This next piece is the Synthesizer. This is where the magic happens - our "analyst" that reads through all the sources and creates a coherent synthesis. Using the TABS /transform.

Go ahead and create the src/core/Synthesizer.js file and add the following code to it:

// src/core/Synthesizer.js
import fetch from 'node-fetch';
import { CONFIG } from '../config/constants.js';
import { calculateOverallConfidence } from '../utils/credibility.js';
import { withRetry } from '../utils/retry.js';

export class Synthesizer {
    constructor(apiKey, eventCallback = null) {
        this.apiKey = apiKey;
        this.baseUrl = CONFIG.API.BASE_URL;
        this.headers = {
            'Authorization': `Bearer ${apiKey}`,
            'Content-Type': 'application/json'
        };
        this.emitEvent = eventCallback || (() => {});
    }

    async synthesizeInformation(query, sources) {
        this.emitEvent('synthesis:started', {
            message: 'Starting information synthesis and analysis',
            query,
            sourceCount: sources.length
        });

        console.log('🤔 Analyzing and synthesizing information...');

        this.emitEvent('synthesis:preparing', {
            message: 'Preparing sources for analysis',
            sources: sources.map(s => ({ title: s.title, contentLength: s.content?.length || 0 }))

## Prompt 1
Can you reproduce the entries word for word, from the line holding "- show-name: NEW DAY: [618, 704, 727, 726]" through the line holding "- conversation-link[interactable]: 55", both lines included?

## Data supplied
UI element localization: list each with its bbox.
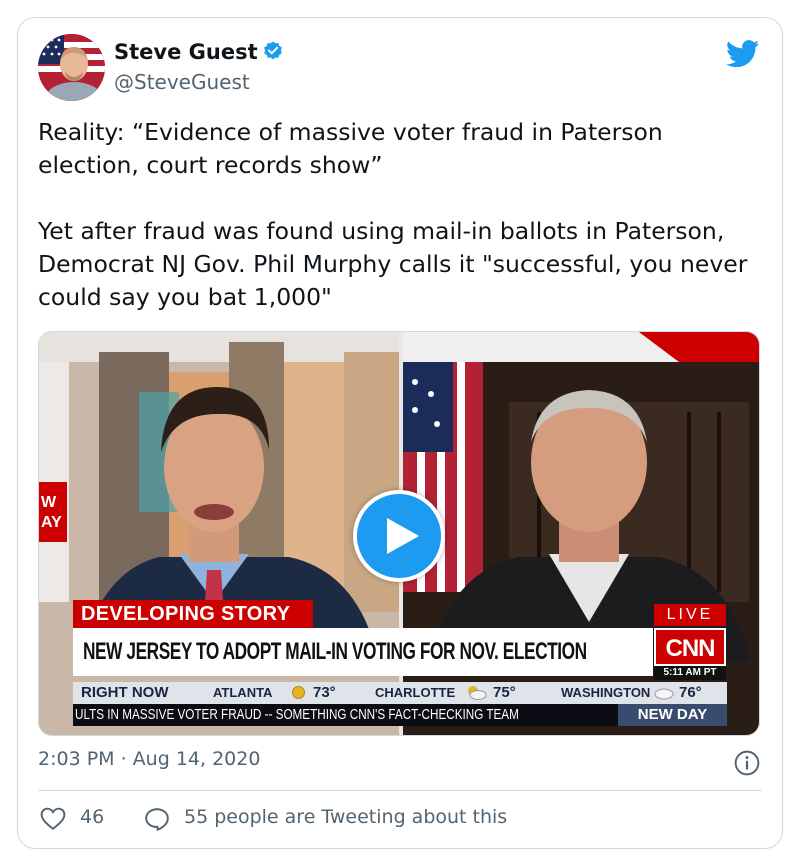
- show-name: NEW DAY: [618, 704, 727, 726]
- tweet-text: Reality: “Evidence of massive voter frau…: [38, 118, 748, 311]
- like-count[interactable]: 46: [80, 806, 104, 828]
- author-name-text: Steve Guest: [114, 40, 258, 64]
- weather-temp: 76°: [679, 684, 702, 701]
- weather-ticker: RIGHT NOW ATLANTA 73° CHARLOTTE 75° WASH…: [73, 682, 727, 704]
- weather-temp: 73°: [313, 684, 336, 701]
- ticker-label: RIGHT NOW: [81, 684, 169, 701]
- side-text-top: W: [41, 494, 57, 511]
- play-button[interactable]: [353, 490, 445, 582]
- weather-temp: 75°: [493, 684, 516, 701]
- verified-badge-icon: [263, 41, 282, 60]
- developing-story-banner: DEVELOPING STORY: [73, 600, 313, 628]
- chyron-headline: NEW JERSEY TO ADOPT MAIL-IN VOTING FOR N…: [73, 628, 653, 676]
- news-ticker: ULTS IN MASSIVE VOTER FRAUD -- SOMETHING…: [73, 704, 727, 726]
- side-text-bottom: AY: [41, 514, 62, 531]
- profile-photo: [38, 34, 105, 101]
- broadcast-time: 5:11 AM PT: [654, 666, 726, 680]
- weather-city: WASHINGTON: [561, 685, 651, 700]
- twitter-bird-icon[interactable]: [726, 40, 760, 68]
- avatar[interactable]: [38, 34, 105, 101]
- ticker-scroll-text-content: ULTS IN MASSIVE VOTER FRAUD -- SOMETHING…: [75, 706, 519, 723]
- ticker-scroll-text: ULTS IN MASSIVE VOTER FRAUD -- SOMETHING…: [73, 704, 618, 726]
- heart-icon[interactable]: [40, 807, 66, 831]
- author-name[interactable]: Steve Guest: [114, 40, 284, 64]
- weather-city: ATLANTA: [213, 685, 273, 700]
- cloud-icon: [653, 685, 675, 701]
- live-badge: LIVE: [654, 604, 726, 626]
- tweet-card: Steve Guest @SteveGuest Reality: “Eviden…: [17, 17, 783, 849]
- speech-bubble-icon[interactable]: [144, 807, 170, 831]
- chyron-headline-text: NEW JERSEY TO ADOPT MAIL-IN VOTING FOR N…: [83, 638, 587, 665]
- play-icon: [387, 518, 419, 554]
- divider: [38, 790, 762, 791]
- weather-city: CHARLOTTE: [375, 685, 456, 700]
- partly-cloudy-icon: [465, 685, 487, 701]
- cnn-logo: CNN: [654, 628, 726, 666]
- tweet-timestamp[interactable]: 2:03 PM · Aug 14, 2020: [38, 748, 260, 770]
- sun-icon: [291, 685, 306, 701]
- info-icon[interactable]: [734, 750, 760, 776]
- author-handle[interactable]: @SteveGuest: [114, 70, 250, 94]
- video-player[interactable]: W AY DEVELOPING STORY LIVE NEW JERSEY TO…: [38, 331, 760, 736]
- conversation-link[interactable]: 55 people are Tweeting about this: [184, 806, 507, 828]
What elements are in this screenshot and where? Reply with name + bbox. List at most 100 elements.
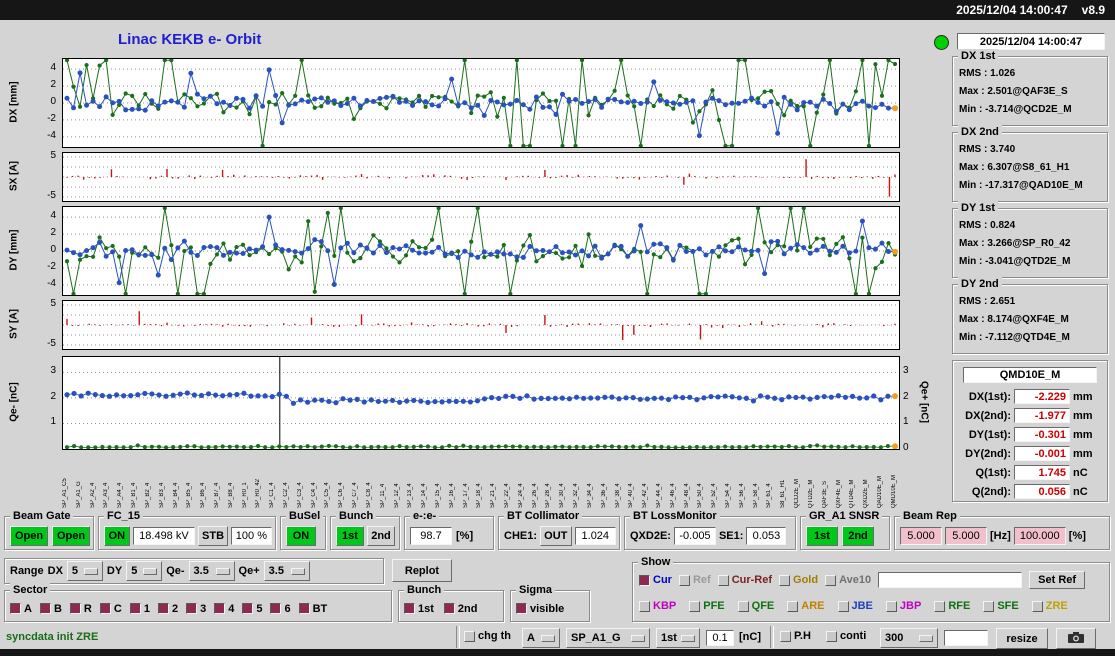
threshold-input[interactable]: 0.1 (706, 630, 734, 646)
sector-checkbox-5[interactable] (242, 603, 254, 614)
bunch-2nd-button[interactable]: 2nd (367, 525, 395, 546)
sector-checkbox-4[interactable] (214, 603, 226, 614)
show-toggle-rfe[interactable]: RFE (934, 600, 970, 612)
bpm-label: SP_22_4 (504, 483, 510, 508)
sector-item-a[interactable]: A (10, 603, 32, 615)
conti-checkbox-box[interactable] (826, 630, 837, 642)
gr-a1-2nd-button[interactable]: 2nd (842, 525, 874, 546)
sector-checkbox-b[interactable] (39, 603, 51, 614)
bpm-label: SP_R0_1 (241, 482, 248, 508)
show-toggle-ref[interactable]: Ref (678, 574, 711, 586)
che1-out-button[interactable]: OUT (540, 525, 572, 546)
fc15-on-button[interactable]: ON (104, 525, 130, 546)
sector-item-4[interactable]: 4 (214, 603, 234, 615)
gr-a1-1st-button[interactable]: 1st (806, 525, 838, 546)
sector-checkbox-2[interactable] (157, 603, 169, 614)
mode-dropdown[interactable]: A (522, 628, 560, 648)
bpm-label: SP_A3_4 (103, 482, 110, 508)
spare-input[interactable] (944, 630, 988, 646)
range-title: Range (10, 565, 44, 577)
beam-gate-open1-button[interactable]: Open (10, 525, 48, 546)
show-toggle-pfe[interactable]: PFE (689, 600, 725, 612)
dropdown-indicator (681, 634, 695, 642)
show-toggle-jbe[interactable]: JBE (837, 600, 873, 612)
bpm-label: QTD2E_M (807, 479, 814, 508)
show-toggle-zre[interactable]: ZRE (1031, 600, 1068, 612)
sector-checkbox-6[interactable] (270, 603, 282, 614)
show-checkbox-jbp[interactable] (885, 600, 897, 612)
sector-item-bt[interactable]: BT (298, 603, 327, 615)
show-checkbox-ref[interactable] (678, 574, 690, 586)
sector-checkbox-a[interactable] (10, 603, 21, 614)
show-checkbox-qfe[interactable] (737, 600, 749, 612)
show-toggle-kbp[interactable]: KBP (639, 600, 676, 612)
sector-item-1[interactable]: 1 (129, 603, 150, 615)
bunch-select-checkbox-1st[interactable] (404, 603, 415, 614)
chg-th-checkbox-box[interactable] (464, 630, 475, 642)
show-checkbox-rfe[interactable] (934, 600, 946, 612)
set-ref-button[interactable]: Set Ref (1029, 571, 1086, 589)
bunch-dropdown[interactable]: 1st (656, 628, 700, 648)
qmd-row-label: Q(2nd): (971, 485, 1011, 498)
sector-item-2[interactable]: 2 (157, 603, 178, 615)
device-dropdown[interactable]: SP_A1_G (566, 628, 650, 648)
show-checkbox-cur[interactable] (639, 574, 650, 586)
bunch-select-item-2nd[interactable]: 2nd (443, 603, 477, 615)
titlebar: 2025/12/04 14:00:47 v8.9 (0, 0, 1115, 20)
replot-button[interactable]: Replot (392, 559, 452, 582)
conti-checkbox[interactable]: conti (826, 630, 866, 642)
sector-item-3[interactable]: 3 (186, 603, 206, 615)
sector-checkbox-c[interactable] (99, 603, 111, 614)
show-checkbox-gold[interactable] (779, 574, 791, 586)
status-indicator (934, 35, 949, 50)
sigma-item-visible[interactable]: visible (516, 603, 564, 615)
screenshot-button[interactable] (1056, 628, 1096, 649)
busel-on-button[interactable]: ON (286, 525, 316, 546)
sector-checkbox-bt[interactable] (298, 603, 310, 614)
resize-button[interactable]: resize (996, 628, 1048, 649)
sigma-checkbox-visible[interactable] (516, 603, 527, 614)
se1-value: 0.053 (746, 526, 787, 545)
bunch-1st-button[interactable]: 1st (336, 525, 364, 546)
sector-item-5[interactable]: 5 (242, 603, 262, 615)
show-toggle-ave10[interactable]: Ave10 (825, 574, 871, 586)
beam-gate-open2-button[interactable]: Open (52, 525, 90, 546)
show-checkbox-kbp[interactable] (639, 600, 650, 612)
show-toggle-cur-ref[interactable]: Cur-Ref (717, 574, 772, 586)
show-toggle-cur[interactable]: Cur (639, 574, 672, 586)
show-checkbox-zre[interactable] (1031, 600, 1043, 612)
bpm-label: SP_58_4 (752, 483, 759, 508)
fc15-stb-button[interactable]: STB (198, 525, 228, 546)
range-dx-dropdown[interactable]: 5 (66, 561, 103, 581)
sector-checkbox-r[interactable] (69, 603, 81, 614)
range-dy-dropdown[interactable]: 5 (126, 561, 163, 581)
bunch-select-item-1st[interactable]: 1st (404, 603, 434, 615)
show-toggle-qfe[interactable]: QFE (737, 600, 774, 612)
show-toggle-gold[interactable]: Gold (779, 574, 818, 586)
ph-checkbox-box[interactable] (780, 630, 791, 642)
range-qep-dropdown[interactable]: 3.5 (263, 561, 310, 581)
show-checkbox-are[interactable] (787, 600, 799, 612)
range-qem-dropdown[interactable]: 3.5 (188, 561, 235, 581)
show-checkbox-cur-ref[interactable] (717, 574, 729, 586)
show-checkbox-jbe[interactable] (837, 600, 849, 612)
chg-th-checkbox[interactable]: chg th (464, 630, 511, 642)
camera-icon (1067, 631, 1085, 647)
show-toggle-are[interactable]: ARE (787, 600, 825, 612)
show-toggle-jbp[interactable]: JBP (885, 600, 921, 612)
ph-checkbox[interactable]: P.H (780, 630, 811, 642)
points-dropdown[interactable]: 300 (880, 628, 938, 648)
sector-item-r[interactable]: R (69, 603, 92, 615)
show-checkbox-ave10[interactable] (825, 574, 837, 586)
bt-collimator-group: BT Collimator CHE1: OUT 1.024 (498, 509, 620, 550)
sector-item-c[interactable]: C (99, 603, 122, 615)
ref-name-input[interactable] (878, 572, 1023, 588)
sector-checkbox-1[interactable] (129, 603, 141, 614)
show-checkbox-pfe[interactable] (689, 600, 701, 612)
bunch-select-checkbox-2nd[interactable] (443, 603, 455, 614)
sector-checkbox-3[interactable] (186, 603, 198, 614)
sector-item-b[interactable]: B (39, 603, 62, 615)
sector-item-6[interactable]: 6 (270, 603, 291, 615)
show-checkbox-sfe[interactable] (983, 600, 995, 612)
show-toggle-sfe[interactable]: SFE (983, 600, 1019, 612)
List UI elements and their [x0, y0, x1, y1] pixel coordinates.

## Prompt 2
Could you quote the Synthesizer tutorial between "This next piece" and "the TABS /transform.", inclusive?

## Correct output 1
- show-name: NEW DAY: [618, 704, 727, 726]
- tweet-text: Reality: “Evidence of massive voter frau…: [38, 118, 748, 311]
- like-count[interactable]: 46: [80, 806, 104, 828]
- author-name-text: Steve Guest: [114, 40, 258, 64]
- weather-temp: 76°: [679, 684, 702, 701]
- weather-ticker: RIGHT NOW ATLANTA 73° CHARLOTTE 75° WASH…: [73, 682, 727, 704]
- weather-temp: 73°: [313, 684, 336, 701]
- ticker-label: RIGHT NOW: [81, 684, 169, 701]
- side-text-top: W: [41, 494, 57, 511]
- play-button[interactable]: [353, 490, 445, 582]
- weather-temp: 75°: [493, 684, 516, 701]
- verified-badge-icon: [263, 41, 282, 60]
- developing-story-banner: DEVELOPING STORY: [73, 600, 313, 628]
- chyron-headline: NEW JERSEY TO ADOPT MAIL-IN VOTING FOR N…: [73, 628, 653, 676]
- news-ticker: ULTS IN MASSIVE VOTER FRAUD -- SOMETHING…: [73, 704, 727, 726]
- side-text-bottom: AY: [41, 514, 62, 531]
- profile-photo: [38, 34, 105, 101]
- broadcast-time: 5:11 AM PT: [654, 666, 726, 680]
- weather-city: WASHINGTON: [561, 685, 651, 700]
- twitter-bird-icon[interactable]: [726, 40, 760, 68]
- avatar[interactable]: [38, 34, 105, 101]
- ticker-scroll-text-content: ULTS IN MASSIVE VOTER FRAUD -- SOMETHING…: [75, 706, 519, 723]
- ticker-scroll-text: ULTS IN MASSIVE VOTER FRAUD -- SOMETHING…: [73, 704, 618, 726]
- heart-icon[interactable]: [40, 807, 66, 831]
- author-name[interactable]: Steve Guest: [114, 40, 284, 64]
- weather-city: ATLANTA: [213, 685, 273, 700]
- cloud-icon: [653, 685, 675, 701]
- live-badge: LIVE: [654, 604, 726, 626]
- tweet-card: Steve Guest @SteveGuest Reality: “Eviden…: [17, 17, 783, 849]
- speech-bubble-icon[interactable]: [144, 807, 170, 831]
- chyron-headline-text: NEW JERSEY TO ADOPT MAIL-IN VOTING FOR N…: [83, 638, 587, 665]
- play-icon: [387, 518, 419, 554]
- divider: [38, 790, 762, 791]
- weather-city: CHARLOTTE: [375, 685, 456, 700]
- partly-cloudy-icon: [465, 685, 487, 701]
- cnn-logo: CNN: [654, 628, 726, 666]
- tweet-timestamp[interactable]: 2:03 PM · Aug 14, 2020: [38, 748, 260, 770]
- sun-icon: [291, 685, 306, 701]
- info-icon[interactable]: [734, 750, 760, 776]
- author-handle[interactable]: @SteveGuest: [114, 70, 250, 94]
- video-player[interactable]: W AY DEVELOPING STORY LIVE NEW JERSEY TO…: [38, 331, 760, 736]
- conversation-link[interactable]: 55 people are Tweeting about this: [184, 806, 507, 828]

## Correct output 2
This next piece is the Synthesizer. This is where the magic happens - our "analyst" that reads through all the sources and creates a coherent synthesis. Using the TABS /transform.